Items from a dataset:
[start]

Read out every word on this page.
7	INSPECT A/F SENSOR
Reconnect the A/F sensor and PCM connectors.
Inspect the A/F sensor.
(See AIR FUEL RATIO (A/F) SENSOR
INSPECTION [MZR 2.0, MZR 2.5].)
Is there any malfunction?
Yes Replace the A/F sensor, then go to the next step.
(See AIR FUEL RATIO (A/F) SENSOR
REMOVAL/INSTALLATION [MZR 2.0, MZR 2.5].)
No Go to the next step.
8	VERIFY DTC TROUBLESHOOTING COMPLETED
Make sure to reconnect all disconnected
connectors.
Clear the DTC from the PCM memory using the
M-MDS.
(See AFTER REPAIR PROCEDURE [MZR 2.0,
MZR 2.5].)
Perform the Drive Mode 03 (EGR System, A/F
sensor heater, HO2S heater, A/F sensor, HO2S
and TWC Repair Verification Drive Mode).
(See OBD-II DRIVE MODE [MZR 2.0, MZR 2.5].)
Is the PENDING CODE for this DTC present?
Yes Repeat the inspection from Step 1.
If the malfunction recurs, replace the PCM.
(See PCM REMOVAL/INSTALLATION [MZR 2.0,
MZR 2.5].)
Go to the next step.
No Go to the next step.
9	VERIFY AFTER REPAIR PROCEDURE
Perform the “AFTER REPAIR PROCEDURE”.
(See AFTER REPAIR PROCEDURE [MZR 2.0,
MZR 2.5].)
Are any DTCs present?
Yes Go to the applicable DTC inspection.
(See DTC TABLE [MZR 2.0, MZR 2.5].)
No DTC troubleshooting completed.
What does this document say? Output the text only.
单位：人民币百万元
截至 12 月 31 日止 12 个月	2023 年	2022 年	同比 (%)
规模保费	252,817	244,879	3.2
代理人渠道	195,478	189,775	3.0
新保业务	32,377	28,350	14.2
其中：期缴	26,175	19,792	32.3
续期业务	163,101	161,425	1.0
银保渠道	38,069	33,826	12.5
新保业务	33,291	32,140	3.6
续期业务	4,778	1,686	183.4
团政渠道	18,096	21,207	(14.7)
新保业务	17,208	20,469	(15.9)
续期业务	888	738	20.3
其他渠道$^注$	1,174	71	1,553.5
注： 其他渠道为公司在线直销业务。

[end]

### Your instructions
Produce an exact repeat of the lines from the one containing "What does this" through the last line of the data, and nothing more.

### Answer to this problem
What does this document say? Output the text only.
单位：人民币百万元
截至 12 月 31 日止 12 个月	2023 年	2022 年	同比 (%)
规模保费	252,817	244,879	3.2
代理人渠道	195,478	189,775	3.0
新保业务	32,377	28,350	14.2
其中：期缴	26,175	19,792	32.3
续期业务	163,101	161,425	1.0
银保渠道	38,069	33,826	12.5
新保业务	33,291	32,140	3.6
续期业务	4,778	1,686	183.4
团政渠道	18,096	21,207	(14.7)
新保业务	17,208	20,469	(15.9)
续期业务	888	738	20.3
其他渠道$^注$	1,174	71	1,553.5
注： 其他渠道为公司在线直销业务。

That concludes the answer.